## START Data for processing
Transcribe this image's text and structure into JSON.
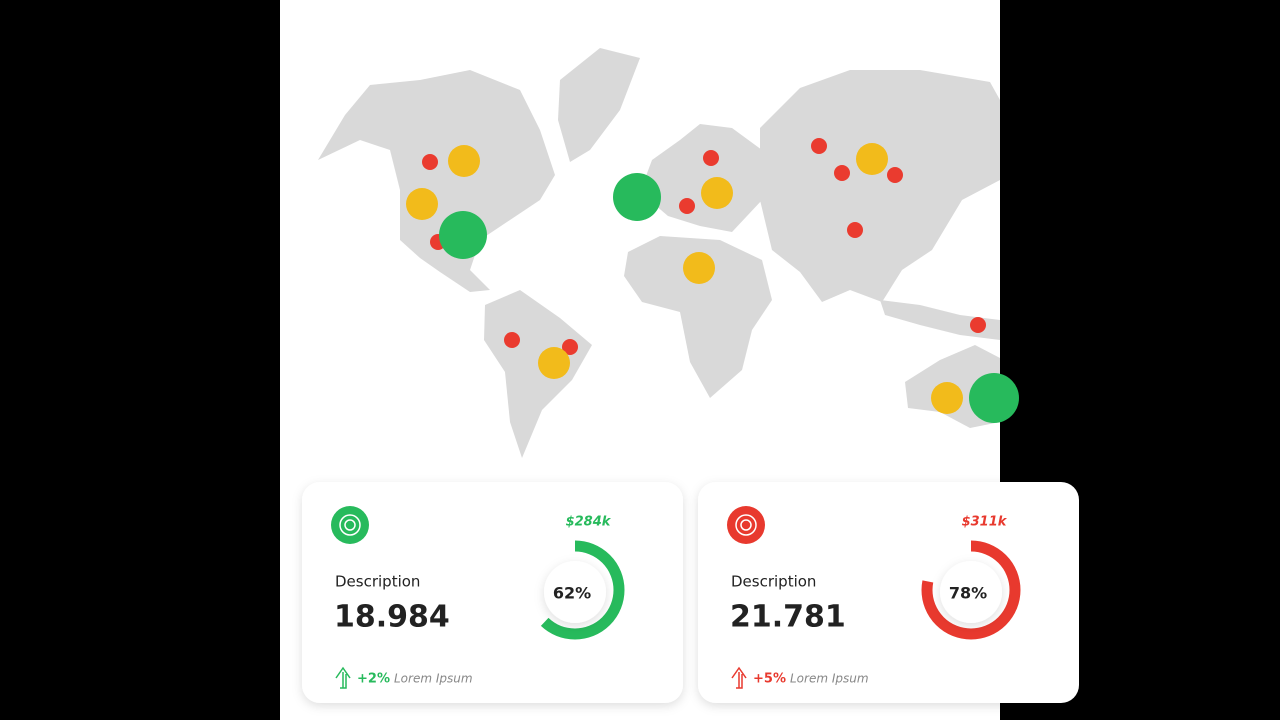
{
  "cards": [
    {
      "amount": "$284k",
      "progress": 62,
      "progress_label": "62%",
      "description": "Description",
      "value": "18.984",
      "change": "+2%",
      "note": "Lorem Ipsum",
      "color": "#27ba5c"
    },
    {
      "amount": "$311k",
      "progress": 78,
      "progress_label": "78%",
      "description": "Description",
      "value": "21.781",
      "change": "+5%",
      "note": "Lorem Ipsum",
      "color": "#e8392e"
    }
  ]
}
## END Data for processing
● What needs to be done: Exclude the images and reproduce the remaining data exactly.

● Completed exercise:
Transcribe this image's text and structure into JSON.
{
  "cards": [
    {
      "amount": "$284k",
      "progress": 62,
      "progress_label": "62%",
      "description": "Description",
      "value": "18.984",
      "change": "+2%",
      "note": "Lorem Ipsum",
      "color": "#27ba5c"
    },
    {
      "amount": "$311k",
      "progress": 78,
      "progress_label": "78%",
      "description": "Description",
      "value": "21.781",
      "change": "+5%",
      "note": "Lorem Ipsum",
      "color": "#e8392e"
    }
  ]
}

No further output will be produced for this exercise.